- [WRITTEN INSTRUCTION]
Restate the data word for word and leave the images out.

- [DATASET EXCERPTS]
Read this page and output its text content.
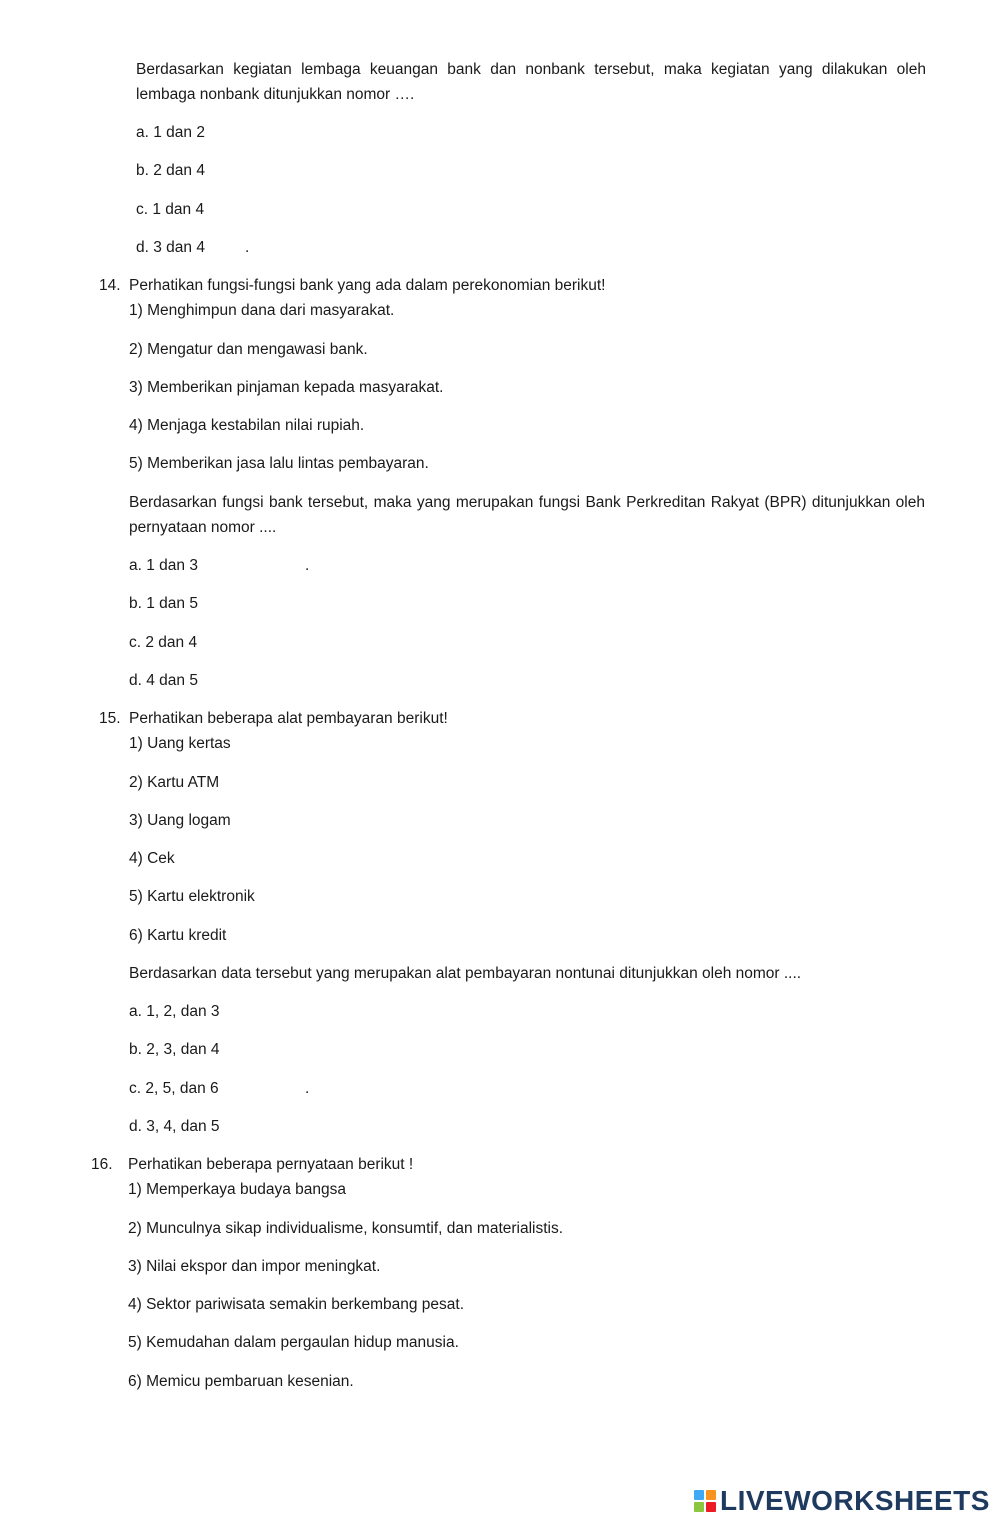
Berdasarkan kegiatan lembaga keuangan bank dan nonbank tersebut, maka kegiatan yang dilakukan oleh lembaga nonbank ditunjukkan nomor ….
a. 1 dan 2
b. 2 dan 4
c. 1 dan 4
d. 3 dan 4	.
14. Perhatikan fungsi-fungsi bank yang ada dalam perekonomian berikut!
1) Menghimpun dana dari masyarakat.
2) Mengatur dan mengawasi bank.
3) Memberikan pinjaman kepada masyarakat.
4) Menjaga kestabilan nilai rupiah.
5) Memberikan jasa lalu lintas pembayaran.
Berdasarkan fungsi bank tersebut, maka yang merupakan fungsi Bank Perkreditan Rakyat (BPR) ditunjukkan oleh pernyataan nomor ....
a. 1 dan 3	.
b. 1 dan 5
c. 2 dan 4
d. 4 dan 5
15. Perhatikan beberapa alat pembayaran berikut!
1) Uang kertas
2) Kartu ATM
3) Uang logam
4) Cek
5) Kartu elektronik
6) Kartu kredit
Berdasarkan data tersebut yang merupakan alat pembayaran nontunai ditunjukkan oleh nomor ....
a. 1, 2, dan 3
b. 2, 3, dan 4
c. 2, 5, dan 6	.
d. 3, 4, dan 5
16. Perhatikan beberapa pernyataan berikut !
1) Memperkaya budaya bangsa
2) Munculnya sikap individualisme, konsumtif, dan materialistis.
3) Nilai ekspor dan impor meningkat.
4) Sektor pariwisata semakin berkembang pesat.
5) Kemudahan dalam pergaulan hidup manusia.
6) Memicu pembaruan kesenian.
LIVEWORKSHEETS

- [WRITTEN ANSWER]
Read this page and output its text content.
Berdasarkan kegiatan lembaga keuangan bank dan nonbank tersebut, maka kegiatan yang dilakukan oleh lembaga nonbank ditunjukkan nomor ….
a. 1 dan 2
b. 2 dan 4
c. 1 dan 4
d. 3 dan 4	.
14. Perhatikan fungsi-fungsi bank yang ada dalam perekonomian berikut!
1) Menghimpun dana dari masyarakat.
2) Mengatur dan mengawasi bank.
3) Memberikan pinjaman kepada masyarakat.
4) Menjaga kestabilan nilai rupiah.
5) Memberikan jasa lalu lintas pembayaran.
Berdasarkan fungsi bank tersebut, maka yang merupakan fungsi Bank Perkreditan Rakyat (BPR) ditunjukkan oleh pernyataan nomor ....
a. 1 dan 3	.
b. 1 dan 5
c. 2 dan 4
d. 4 dan 5
15. Perhatikan beberapa alat pembayaran berikut!
1) Uang kertas
2) Kartu ATM
3) Uang logam
4) Cek
5) Kartu elektronik
6) Kartu kredit
Berdasarkan data tersebut yang merupakan alat pembayaran nontunai ditunjukkan oleh nomor ....
a. 1, 2, dan 3
b. 2, 3, dan 4
c. 2, 5, dan 6	.
d. 3, 4, dan 5
16. Perhatikan beberapa pernyataan berikut !
1) Memperkaya budaya bangsa
2) Munculnya sikap individualisme, konsumtif, dan materialistis.
3) Nilai ekspor dan impor meningkat.
4) Sektor pariwisata semakin berkembang pesat.
5) Kemudahan dalam pergaulan hidup manusia.
6) Memicu pembaruan kesenian.
LIVEWORKSHEETS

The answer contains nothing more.